Across the entries, how many lines have the string "handel" in them? Reply with only a number.

### Provided records
[BEGIN]

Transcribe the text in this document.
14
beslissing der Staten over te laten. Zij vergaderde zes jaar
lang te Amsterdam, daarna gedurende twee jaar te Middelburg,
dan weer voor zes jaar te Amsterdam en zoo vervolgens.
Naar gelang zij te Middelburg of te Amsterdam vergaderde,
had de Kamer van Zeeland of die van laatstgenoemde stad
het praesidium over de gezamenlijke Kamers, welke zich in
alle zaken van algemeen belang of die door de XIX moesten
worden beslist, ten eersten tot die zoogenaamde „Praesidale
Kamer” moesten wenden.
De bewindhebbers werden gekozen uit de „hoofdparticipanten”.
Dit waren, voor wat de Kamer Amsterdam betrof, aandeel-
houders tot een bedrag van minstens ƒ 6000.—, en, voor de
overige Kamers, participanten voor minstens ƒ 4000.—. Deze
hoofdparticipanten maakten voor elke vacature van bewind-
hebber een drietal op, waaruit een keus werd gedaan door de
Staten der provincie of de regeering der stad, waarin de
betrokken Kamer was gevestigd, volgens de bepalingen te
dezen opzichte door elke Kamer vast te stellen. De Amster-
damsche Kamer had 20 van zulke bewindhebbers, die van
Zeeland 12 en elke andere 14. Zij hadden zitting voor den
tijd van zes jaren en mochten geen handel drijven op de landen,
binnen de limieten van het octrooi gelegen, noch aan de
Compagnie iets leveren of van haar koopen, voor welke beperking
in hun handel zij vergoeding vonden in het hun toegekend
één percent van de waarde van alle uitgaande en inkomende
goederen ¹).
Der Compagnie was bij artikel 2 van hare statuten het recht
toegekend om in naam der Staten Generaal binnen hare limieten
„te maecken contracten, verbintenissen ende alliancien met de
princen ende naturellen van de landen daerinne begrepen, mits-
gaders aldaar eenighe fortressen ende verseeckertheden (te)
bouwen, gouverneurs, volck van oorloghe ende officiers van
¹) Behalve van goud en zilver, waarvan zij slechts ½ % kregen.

[END]

### Response
2